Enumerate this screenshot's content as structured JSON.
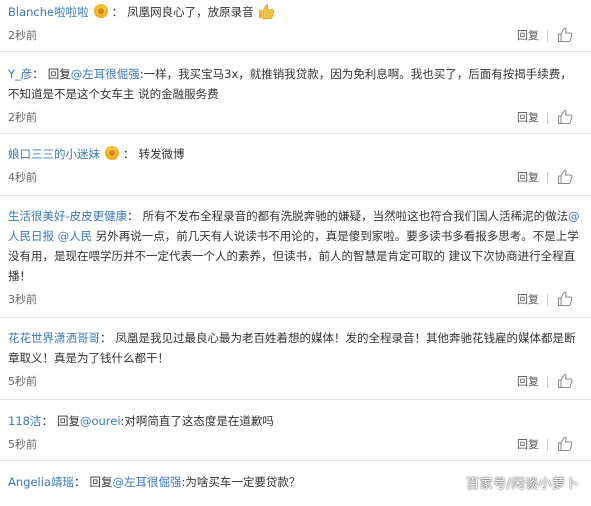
{
  "comments": [
    {
      "user": "Blanche啦啦啦",
      "has_badge": true,
      "segments": [
        {
          "type": "text",
          "value": "凤凰网良心了，放原录音"
        }
      ],
      "emoji": "thumbs-up",
      "time": "2秒前"
    },
    {
      "user": "Y_彦",
      "has_badge": false,
      "segments": [
        {
          "type": "text",
          "value": "回复"
        },
        {
          "type": "mention",
          "value": "@左耳很倔强"
        },
        {
          "type": "text",
          "value": ":一样，我买宝马3x，就推销我贷款，因为免利息啊。我也买了，后面有按揭手续费，不知道是不是这个女车主 说的金融服务费"
        }
      ],
      "time": "2秒前"
    },
    {
      "user": "娘口三三的小迷妹",
      "has_badge": true,
      "segments": [
        {
          "type": "text",
          "value": "转发微博"
        }
      ],
      "time": "4秒前"
    },
    {
      "user": "生活很美好-皮皮更健康",
      "has_badge": false,
      "segments": [
        {
          "type": "text",
          "value": "所有不发布全程录音的都有洗脱奔驰的嫌疑，当然啦这也符合我们国人活稀泥的做法"
        },
        {
          "type": "mention",
          "value": "@人民日报"
        },
        {
          "type": "text",
          "value": " "
        },
        {
          "type": "mention",
          "value": "@人民"
        },
        {
          "type": "text",
          "value": " 另外再说一点，前几天有人说读书不用论的，真是傻到家啦。要多读书多看报多思考。不是上学没有用，是现在喂学历并不一定代表一个人的素养，但读书，前人的智慧是肯定可取的 建议下次协商进行全程直播！"
        }
      ],
      "time": "3秒前"
    },
    {
      "user": "花花世界潇洒哥哥",
      "has_badge": false,
      "segments": [
        {
          "type": "text",
          "value": "凤凰是我见过最良心最为老百姓着想的媒体！发的全程录音！其他奔驰花钱雇的媒体都是断章取义！真是为了钱什么都干！"
        }
      ],
      "time": "5秒前"
    },
    {
      "user": "118洁",
      "has_badge": false,
      "segments": [
        {
          "type": "text",
          "value": "回复"
        },
        {
          "type": "mention",
          "value": "@ourei"
        },
        {
          "type": "text",
          "value": ":对啊简直了这态度是在道歉吗"
        }
      ],
      "time": "5秒前"
    },
    {
      "user": "Angelia靖瑶",
      "has_badge": false,
      "segments": [
        {
          "type": "text",
          "value": "回复"
        },
        {
          "type": "mention",
          "value": "@左耳很倔强"
        },
        {
          "type": "text",
          "value": ":为啥买车一定要贷款？"
        }
      ],
      "time": ""
    }
  ],
  "reply_label": "回复",
  "watermark": "百家号/闲谈小萝卜",
  "colors": {
    "link": "#3a78b6",
    "text": "#333333",
    "divider": "#e6e6e6"
  }
}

**Exercise prompt**
Scan the material and collect every line that contains "time".

**Solution**
      "time": "2秒前"
      "time": "2秒前"
      "time": "4秒前"
      "time": "3秒前"
      "time": "5秒前"
      "time": "5秒前"
      "time": ""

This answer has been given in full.